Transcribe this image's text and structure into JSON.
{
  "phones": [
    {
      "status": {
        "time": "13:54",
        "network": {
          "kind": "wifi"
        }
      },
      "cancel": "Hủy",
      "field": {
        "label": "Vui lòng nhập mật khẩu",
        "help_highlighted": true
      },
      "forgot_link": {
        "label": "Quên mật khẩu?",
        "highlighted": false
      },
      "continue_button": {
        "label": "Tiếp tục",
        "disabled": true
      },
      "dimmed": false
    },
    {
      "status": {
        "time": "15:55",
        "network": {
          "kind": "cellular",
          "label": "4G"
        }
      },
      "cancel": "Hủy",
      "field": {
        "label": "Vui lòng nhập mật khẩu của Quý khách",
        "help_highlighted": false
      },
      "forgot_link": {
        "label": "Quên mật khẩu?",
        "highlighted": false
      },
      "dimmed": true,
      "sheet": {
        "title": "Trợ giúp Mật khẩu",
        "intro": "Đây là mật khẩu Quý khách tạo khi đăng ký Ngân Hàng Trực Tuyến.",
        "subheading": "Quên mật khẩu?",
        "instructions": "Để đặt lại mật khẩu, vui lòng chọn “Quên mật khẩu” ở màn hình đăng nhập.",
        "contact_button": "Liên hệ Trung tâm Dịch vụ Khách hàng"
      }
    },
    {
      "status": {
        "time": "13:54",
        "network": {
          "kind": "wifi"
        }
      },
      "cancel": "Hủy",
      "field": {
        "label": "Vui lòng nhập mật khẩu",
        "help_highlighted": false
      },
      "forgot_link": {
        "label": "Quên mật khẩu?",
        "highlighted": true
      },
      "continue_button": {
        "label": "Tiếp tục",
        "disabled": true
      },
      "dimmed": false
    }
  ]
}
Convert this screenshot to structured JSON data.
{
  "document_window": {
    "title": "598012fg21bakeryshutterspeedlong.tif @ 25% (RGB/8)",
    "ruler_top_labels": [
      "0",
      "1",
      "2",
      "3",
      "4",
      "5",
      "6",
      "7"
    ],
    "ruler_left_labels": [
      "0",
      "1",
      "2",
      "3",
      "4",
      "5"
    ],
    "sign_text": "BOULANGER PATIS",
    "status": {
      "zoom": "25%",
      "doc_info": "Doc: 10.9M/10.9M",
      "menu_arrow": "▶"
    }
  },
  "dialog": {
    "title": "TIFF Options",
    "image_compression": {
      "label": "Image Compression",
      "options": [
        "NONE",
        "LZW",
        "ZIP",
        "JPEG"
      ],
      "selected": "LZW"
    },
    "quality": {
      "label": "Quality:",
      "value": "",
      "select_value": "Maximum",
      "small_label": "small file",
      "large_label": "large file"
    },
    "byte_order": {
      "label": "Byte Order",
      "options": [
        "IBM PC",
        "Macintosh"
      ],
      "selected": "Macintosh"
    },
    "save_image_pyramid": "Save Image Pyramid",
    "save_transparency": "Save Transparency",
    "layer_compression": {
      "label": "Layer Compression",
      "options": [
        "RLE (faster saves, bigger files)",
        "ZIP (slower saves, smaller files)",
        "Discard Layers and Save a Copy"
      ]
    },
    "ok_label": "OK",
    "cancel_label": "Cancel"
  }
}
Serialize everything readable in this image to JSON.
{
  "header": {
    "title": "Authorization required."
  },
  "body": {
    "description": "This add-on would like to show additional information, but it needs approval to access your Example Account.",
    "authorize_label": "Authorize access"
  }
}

# # # # # # #

= Instructions to follow =
Return, word for word, each line from the line that contains "Serialize everything readable" to the end of the listing above; include both end lines and nothing else.

= Exercise answer =
Serialize everything readable in this image to JSON.
{
  "header": {
    "title": "Authorization required."
  },
  "body": {
    "description": "This add-on would like to show additional information, but it needs approval to access your Example Account.",
    "authorize_label": "Authorize access"
  }
}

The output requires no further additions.